- _Exercise_
Reproduce the Black Harvest Film Festival announcement in full, word for word.

- _Document text_
********

28th Annual Black Harvest Film Festival

From Press Release

October 4, 2022

Dear Film Center Community,

We’re thrilled to announce that passes for the Gene Siskel Film Center’s 28th Annual Black Harvest Film Festival are ON SALE NOW!

The Black Harvest Film Festival is Chicago’s annual showcase for films that celebrate, explore and share the Black, African American, and African Diaspora experience. This year’s festival takes place November 4 through 20 in person, with select titles and programs available November 21 through 27 online. The festival curates both short and feature-length films, proudly presenting influential auteurs and emerging filmmakers of color side by side.

Passes are on sale for $60 each, providing you with six tickets to regular film presentations, which can be redeemed for both in-person and virtual films. This lets you enjoy six festival films at a reduced rate!

For an even better deal, consider becoming a Film Center member. For members, festival passes are 50% off, at $30 each. Members also enjoy an array of other exciting perks, including $6 individual tickets year round. You can find out more about our membership program here  and become a member by clicking the button below.

********

[Dataset entries]

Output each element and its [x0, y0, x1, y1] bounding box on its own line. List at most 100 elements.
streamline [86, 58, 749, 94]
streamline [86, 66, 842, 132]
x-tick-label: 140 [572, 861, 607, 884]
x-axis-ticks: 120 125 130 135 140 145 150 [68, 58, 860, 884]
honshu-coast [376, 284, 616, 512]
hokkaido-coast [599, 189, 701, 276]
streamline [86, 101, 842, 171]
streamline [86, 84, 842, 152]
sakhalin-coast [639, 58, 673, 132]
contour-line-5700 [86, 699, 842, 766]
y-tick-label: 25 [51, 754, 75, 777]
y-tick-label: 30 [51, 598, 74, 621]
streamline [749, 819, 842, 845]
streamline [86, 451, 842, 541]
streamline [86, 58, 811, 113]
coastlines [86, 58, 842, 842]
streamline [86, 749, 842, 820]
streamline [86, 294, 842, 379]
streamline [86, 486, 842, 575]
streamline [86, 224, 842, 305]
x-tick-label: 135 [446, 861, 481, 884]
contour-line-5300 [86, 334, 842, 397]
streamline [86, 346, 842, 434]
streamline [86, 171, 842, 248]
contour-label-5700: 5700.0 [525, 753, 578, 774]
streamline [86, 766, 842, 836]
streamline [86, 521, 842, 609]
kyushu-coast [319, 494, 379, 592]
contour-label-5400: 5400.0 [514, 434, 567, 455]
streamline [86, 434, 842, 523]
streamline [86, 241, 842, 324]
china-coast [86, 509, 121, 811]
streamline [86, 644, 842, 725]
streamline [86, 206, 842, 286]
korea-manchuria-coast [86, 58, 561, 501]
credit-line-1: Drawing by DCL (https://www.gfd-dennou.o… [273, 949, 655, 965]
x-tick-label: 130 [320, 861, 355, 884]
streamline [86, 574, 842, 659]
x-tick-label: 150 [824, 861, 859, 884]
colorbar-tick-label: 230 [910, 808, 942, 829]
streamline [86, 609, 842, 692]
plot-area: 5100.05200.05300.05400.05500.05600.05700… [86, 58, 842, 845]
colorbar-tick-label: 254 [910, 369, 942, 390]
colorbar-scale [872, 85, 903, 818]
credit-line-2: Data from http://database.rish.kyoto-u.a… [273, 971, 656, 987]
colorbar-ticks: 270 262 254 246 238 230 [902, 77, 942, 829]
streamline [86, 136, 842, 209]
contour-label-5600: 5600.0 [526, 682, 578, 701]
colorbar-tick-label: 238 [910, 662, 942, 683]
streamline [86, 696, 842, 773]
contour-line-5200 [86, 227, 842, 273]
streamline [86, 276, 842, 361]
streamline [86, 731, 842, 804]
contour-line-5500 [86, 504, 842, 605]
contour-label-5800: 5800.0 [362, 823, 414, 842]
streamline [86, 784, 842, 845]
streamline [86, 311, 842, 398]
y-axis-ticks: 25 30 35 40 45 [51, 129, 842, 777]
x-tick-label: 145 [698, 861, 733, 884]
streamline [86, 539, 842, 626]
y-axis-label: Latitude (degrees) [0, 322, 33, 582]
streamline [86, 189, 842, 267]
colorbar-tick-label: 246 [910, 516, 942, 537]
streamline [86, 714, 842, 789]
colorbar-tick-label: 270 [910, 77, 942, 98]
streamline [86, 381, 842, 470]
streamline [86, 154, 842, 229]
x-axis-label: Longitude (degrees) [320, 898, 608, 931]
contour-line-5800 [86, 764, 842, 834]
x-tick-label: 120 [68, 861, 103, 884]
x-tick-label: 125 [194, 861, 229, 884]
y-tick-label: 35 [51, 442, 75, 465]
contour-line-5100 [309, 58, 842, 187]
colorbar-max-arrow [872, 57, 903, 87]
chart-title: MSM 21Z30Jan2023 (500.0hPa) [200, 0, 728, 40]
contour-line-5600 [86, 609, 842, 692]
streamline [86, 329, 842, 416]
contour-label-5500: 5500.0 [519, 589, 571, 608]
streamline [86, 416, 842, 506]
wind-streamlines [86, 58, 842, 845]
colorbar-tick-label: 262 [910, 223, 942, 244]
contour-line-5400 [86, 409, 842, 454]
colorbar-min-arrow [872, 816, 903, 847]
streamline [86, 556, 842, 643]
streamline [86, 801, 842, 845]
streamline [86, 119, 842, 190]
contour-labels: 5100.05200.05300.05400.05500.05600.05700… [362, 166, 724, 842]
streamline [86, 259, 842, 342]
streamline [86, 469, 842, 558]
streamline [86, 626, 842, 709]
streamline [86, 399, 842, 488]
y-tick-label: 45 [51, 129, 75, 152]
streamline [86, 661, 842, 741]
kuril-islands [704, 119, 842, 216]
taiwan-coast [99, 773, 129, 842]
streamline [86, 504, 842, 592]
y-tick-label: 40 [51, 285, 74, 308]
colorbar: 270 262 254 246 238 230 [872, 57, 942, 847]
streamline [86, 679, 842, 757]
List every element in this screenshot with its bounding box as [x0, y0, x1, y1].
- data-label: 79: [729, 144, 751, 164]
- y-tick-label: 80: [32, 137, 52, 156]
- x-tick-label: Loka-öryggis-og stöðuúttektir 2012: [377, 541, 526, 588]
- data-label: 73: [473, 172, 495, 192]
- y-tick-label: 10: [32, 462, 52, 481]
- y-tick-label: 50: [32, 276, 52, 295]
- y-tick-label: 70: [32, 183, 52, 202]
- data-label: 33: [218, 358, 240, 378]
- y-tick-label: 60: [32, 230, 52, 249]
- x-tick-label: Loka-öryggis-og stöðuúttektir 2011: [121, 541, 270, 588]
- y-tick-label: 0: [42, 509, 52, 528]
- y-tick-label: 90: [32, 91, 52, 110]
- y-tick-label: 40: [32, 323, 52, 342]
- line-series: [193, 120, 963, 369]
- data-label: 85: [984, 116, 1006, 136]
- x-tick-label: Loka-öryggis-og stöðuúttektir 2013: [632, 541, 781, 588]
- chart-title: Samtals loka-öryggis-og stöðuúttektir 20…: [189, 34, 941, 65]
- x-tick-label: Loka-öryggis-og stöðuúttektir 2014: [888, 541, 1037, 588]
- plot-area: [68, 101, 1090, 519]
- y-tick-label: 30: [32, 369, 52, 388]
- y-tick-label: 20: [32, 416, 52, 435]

********

- _Completed exercise_
28th Annual Black Harvest Film Festival

From Press Release

October 4, 2022

Dear Film Center Community,

We’re thrilled to announce that passes for the Gene Siskel Film Center’s 28th Annual Black Harvest Film Festival are ON SALE NOW!

The Black Harvest Film Festival is Chicago’s annual showcase for films that celebrate, explore and share the Black, African American, and African Diaspora experience. This year’s festival takes place November 4 through 20 in person, with select titles and programs available November 21 through 27 online. The festival curates both short and feature-length films, proudly presenting influential auteurs and emerging filmmakers of color side by side.

Passes are on sale for $60 each, providing you with six tickets to regular film presentations, which can be redeemed for both in-person and virtual films. This lets you enjoy six festival films at a reduced rate!

For an even better deal, consider becoming a Film Center member. For members, festival passes are 50% off, at $30 each. Members also enjoy an array of other exciting perks, including $6 individual tickets year round. You can find out more about our membership program here  and become a member by clicking the button below.